- THE REQUEST
Search the material below for the word "התכנון". Copy every line that has it.

- SUPPLIED MATERIAL
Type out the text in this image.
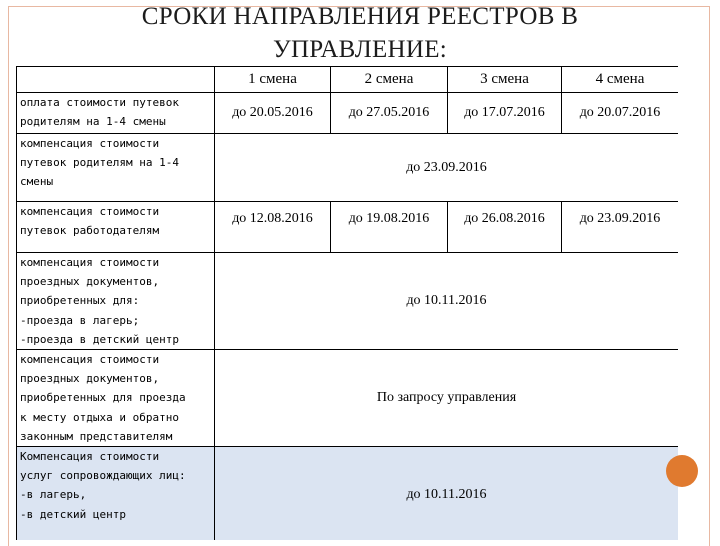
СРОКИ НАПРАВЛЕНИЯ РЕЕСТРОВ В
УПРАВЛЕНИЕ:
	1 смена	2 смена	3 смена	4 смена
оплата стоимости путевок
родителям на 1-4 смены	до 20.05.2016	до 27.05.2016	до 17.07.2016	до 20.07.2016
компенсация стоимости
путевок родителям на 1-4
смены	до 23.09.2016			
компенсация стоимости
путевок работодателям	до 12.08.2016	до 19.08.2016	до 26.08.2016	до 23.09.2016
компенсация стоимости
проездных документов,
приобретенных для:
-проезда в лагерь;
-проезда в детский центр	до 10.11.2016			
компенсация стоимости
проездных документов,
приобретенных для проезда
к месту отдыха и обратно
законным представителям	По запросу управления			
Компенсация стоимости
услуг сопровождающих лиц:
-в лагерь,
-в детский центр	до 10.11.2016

* * *

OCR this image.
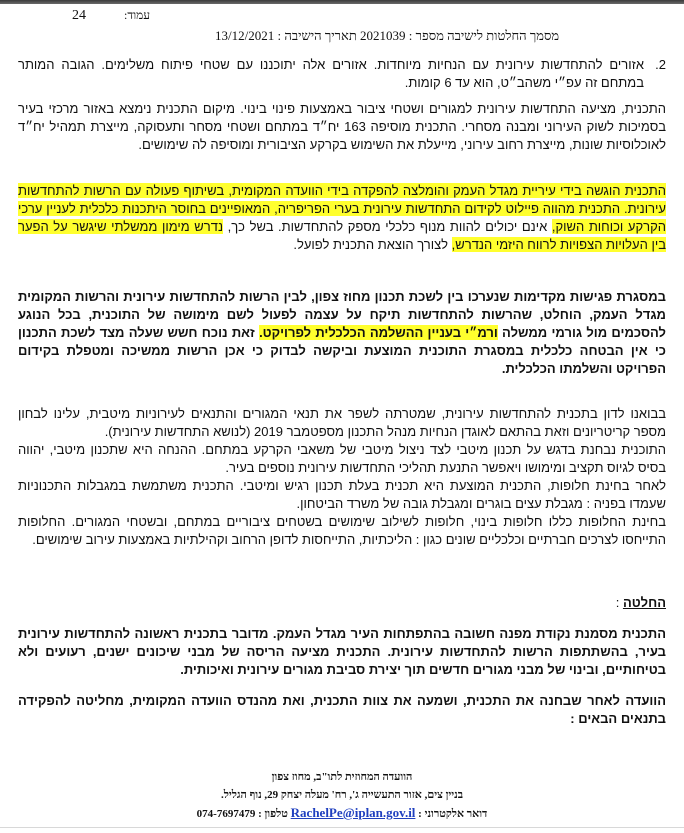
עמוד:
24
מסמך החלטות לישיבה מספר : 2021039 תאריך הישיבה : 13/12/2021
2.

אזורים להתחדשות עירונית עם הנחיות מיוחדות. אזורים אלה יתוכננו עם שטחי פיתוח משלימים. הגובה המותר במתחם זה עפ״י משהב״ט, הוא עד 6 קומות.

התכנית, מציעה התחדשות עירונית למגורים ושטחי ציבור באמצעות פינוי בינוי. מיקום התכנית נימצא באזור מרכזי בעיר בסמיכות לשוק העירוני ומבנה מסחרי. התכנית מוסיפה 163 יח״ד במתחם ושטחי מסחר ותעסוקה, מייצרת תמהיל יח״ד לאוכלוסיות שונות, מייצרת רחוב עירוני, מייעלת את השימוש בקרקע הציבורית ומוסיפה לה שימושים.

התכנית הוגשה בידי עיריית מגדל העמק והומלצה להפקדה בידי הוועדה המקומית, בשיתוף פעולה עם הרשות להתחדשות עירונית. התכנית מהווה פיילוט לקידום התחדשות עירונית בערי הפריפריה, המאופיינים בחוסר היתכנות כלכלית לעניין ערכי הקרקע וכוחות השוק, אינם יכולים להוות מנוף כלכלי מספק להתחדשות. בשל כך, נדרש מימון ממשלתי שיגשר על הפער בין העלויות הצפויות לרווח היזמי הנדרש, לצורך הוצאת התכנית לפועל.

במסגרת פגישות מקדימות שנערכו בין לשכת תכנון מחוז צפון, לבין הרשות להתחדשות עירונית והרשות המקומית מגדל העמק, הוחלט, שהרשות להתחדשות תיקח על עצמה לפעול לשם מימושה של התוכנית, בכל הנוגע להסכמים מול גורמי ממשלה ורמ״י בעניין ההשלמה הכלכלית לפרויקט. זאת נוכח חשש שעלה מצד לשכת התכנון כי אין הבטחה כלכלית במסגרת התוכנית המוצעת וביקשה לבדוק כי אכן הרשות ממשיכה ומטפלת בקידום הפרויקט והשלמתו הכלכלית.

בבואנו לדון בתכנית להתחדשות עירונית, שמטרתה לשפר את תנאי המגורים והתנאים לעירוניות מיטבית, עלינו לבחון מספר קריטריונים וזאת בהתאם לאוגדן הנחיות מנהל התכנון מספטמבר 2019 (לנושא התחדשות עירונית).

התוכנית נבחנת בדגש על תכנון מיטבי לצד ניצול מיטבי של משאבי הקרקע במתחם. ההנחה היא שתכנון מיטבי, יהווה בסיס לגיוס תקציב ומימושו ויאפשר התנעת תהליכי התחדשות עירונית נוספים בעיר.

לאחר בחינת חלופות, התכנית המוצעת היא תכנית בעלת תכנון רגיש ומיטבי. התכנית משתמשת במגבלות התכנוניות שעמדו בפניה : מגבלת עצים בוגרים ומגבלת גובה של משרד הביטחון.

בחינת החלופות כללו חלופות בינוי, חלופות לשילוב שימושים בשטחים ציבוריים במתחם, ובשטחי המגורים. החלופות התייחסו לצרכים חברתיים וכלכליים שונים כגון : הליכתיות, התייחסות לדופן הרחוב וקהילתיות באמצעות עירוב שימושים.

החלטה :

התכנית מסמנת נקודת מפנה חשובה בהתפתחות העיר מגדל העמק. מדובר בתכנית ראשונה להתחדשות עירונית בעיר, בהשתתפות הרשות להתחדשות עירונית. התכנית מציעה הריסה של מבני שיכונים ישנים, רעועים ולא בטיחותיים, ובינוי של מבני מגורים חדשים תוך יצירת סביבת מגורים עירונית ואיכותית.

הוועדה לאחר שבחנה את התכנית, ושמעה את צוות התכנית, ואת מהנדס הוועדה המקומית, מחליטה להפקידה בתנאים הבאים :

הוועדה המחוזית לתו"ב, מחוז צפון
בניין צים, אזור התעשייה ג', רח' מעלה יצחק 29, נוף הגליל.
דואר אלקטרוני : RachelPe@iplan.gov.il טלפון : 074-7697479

---

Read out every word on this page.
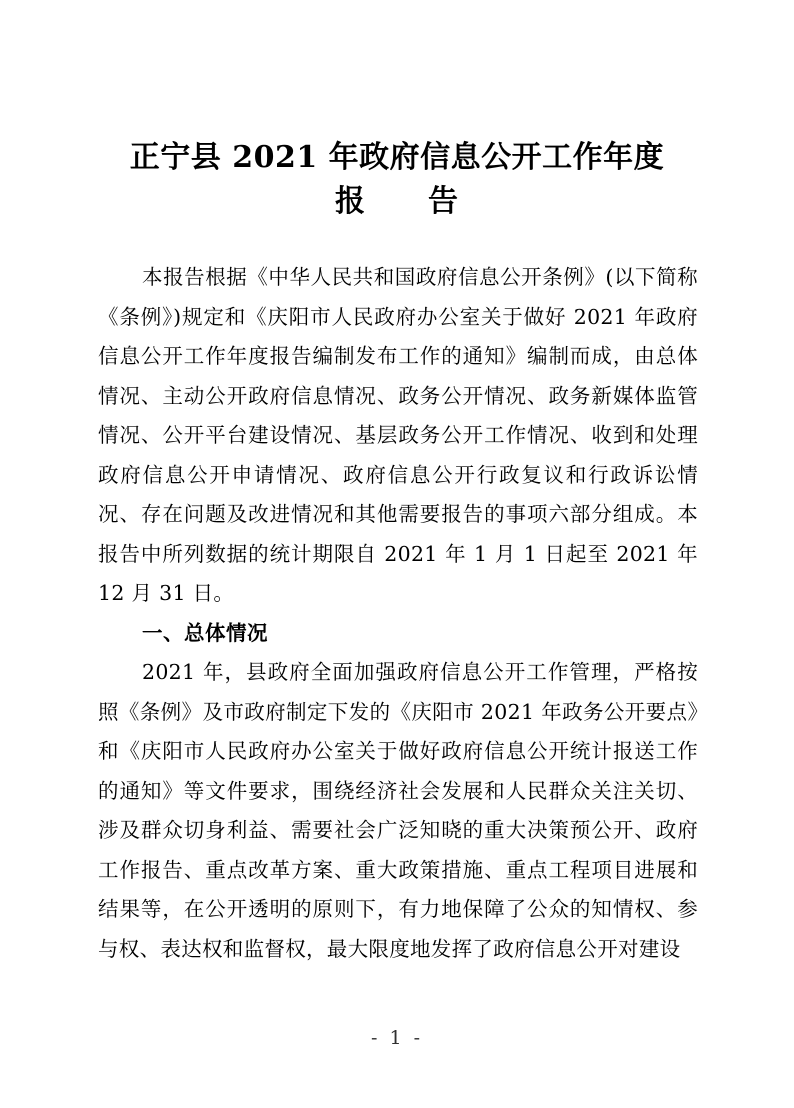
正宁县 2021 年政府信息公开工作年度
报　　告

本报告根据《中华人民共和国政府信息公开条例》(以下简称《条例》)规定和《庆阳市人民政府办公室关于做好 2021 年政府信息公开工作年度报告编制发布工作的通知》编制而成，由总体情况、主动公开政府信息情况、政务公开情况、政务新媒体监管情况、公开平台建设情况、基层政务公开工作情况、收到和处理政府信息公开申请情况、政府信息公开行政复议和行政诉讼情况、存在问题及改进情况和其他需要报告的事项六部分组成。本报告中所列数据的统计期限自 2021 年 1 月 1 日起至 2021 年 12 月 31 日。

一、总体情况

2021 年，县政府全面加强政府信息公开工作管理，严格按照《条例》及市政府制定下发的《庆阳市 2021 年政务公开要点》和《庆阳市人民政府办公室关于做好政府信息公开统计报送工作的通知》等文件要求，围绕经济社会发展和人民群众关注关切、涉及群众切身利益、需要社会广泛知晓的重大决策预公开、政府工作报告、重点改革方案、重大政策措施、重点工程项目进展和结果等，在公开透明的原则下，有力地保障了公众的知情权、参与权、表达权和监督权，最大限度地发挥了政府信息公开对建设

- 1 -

- FINISHED ANSWER
במסגרת פגישות מקדימות שנערכו בין לשכת תכנון מחוז צפון, לבין הרשות להתחדשות עירונית והרשות המקומית מגדל העמק, הוחלט, שהרשות להתחדשות תיקח על עצמה לפעול לשם מימושה של התוכנית, בכל הנוגע להסכמים מול גורמי ממשלה ורמ״י בעניין ההשלמה הכלכלית לפרויקט. זאת נוכח חשש שעלה מצד לשכת התכנון כי אין הבטחה כלכלית במסגרת התוכנית המוצעת וביקשה לבדוק כי אכן הרשות ממשיכה ומטפלת בקידום הפרויקט והשלמתו הכלכלית.
בבואנו לדון בתכנית להתחדשות עירונית, שמטרתה לשפר את תנאי המגורים והתנאים לעירוניות מיטבית, עלינו לבחון מספר קריטריונים וזאת בהתאם לאוגדן הנחיות מנהל התכנון מספטמבר 2019 (לנושא התחדשות עירונית).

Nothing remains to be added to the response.